* DATASET CONTENT:

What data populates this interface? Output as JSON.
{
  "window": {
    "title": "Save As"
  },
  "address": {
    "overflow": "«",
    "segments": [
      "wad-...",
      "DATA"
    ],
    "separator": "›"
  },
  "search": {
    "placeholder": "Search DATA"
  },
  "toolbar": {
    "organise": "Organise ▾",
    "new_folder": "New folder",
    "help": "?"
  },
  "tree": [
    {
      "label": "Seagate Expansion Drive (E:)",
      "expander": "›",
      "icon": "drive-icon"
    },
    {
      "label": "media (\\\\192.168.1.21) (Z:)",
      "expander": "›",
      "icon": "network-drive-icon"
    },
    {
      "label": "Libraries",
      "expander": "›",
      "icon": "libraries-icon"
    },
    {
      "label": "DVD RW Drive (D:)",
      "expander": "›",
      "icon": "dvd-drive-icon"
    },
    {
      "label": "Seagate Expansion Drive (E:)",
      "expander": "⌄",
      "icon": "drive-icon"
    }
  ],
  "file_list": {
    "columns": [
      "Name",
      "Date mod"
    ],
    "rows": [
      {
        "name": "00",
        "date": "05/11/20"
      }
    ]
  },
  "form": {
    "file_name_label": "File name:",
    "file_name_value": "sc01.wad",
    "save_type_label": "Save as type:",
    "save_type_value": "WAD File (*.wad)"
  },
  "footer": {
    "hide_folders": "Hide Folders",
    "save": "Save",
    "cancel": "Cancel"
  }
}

* TASK GOAL: Above are some records; extract every one of them exactly.

* PROBLEM SOLUTION:
What data populates this interface? Output as JSON.
{
  "window": {
    "title": "Save As"
  },
  "address": {
    "overflow": "«",
    "segments": [
      "wad-...",
      "DATA"
    ],
    "separator": "›"
  },
  "search": {
    "placeholder": "Search DATA"
  },
  "toolbar": {
    "organise": "Organise ▾",
    "new_folder": "New folder",
    "help": "?"
  },
  "tree": [
    {
      "label": "Seagate Expansion Drive (E:)",
      "expander": "›",
      "icon": "drive-icon"
    },
    {
      "label": "media (\\\\192.168.1.21) (Z:)",
      "expander": "›",
      "icon": "network-drive-icon"
    },
    {
      "label": "Libraries",
      "expander": "›",
      "icon": "libraries-icon"
    },
    {
      "label": "DVD RW Drive (D:)",
      "expander": "›",
      "icon": "dvd-drive-icon"
    },
    {
      "label": "Seagate Expansion Drive (E:)",
      "expander": "⌄",
      "icon": "drive-icon"
    }
  ],
  "file_list": {
    "columns": [
      "Name",
      "Date mod"
    ],
    "rows": [
      {
        "name": "00",
        "date": "05/11/20"
      }
    ]
  },
  "form": {
    "file_name_label": "File name:",
    "file_name_value": "sc01.wad",
    "save_type_label": "Save as type:",
    "save_type_value": "WAD File (*.wad)"
  },
  "footer": {
    "hide_folders": "Hide Folders",
    "save": "Save",
    "cancel": "Cancel"
  }
}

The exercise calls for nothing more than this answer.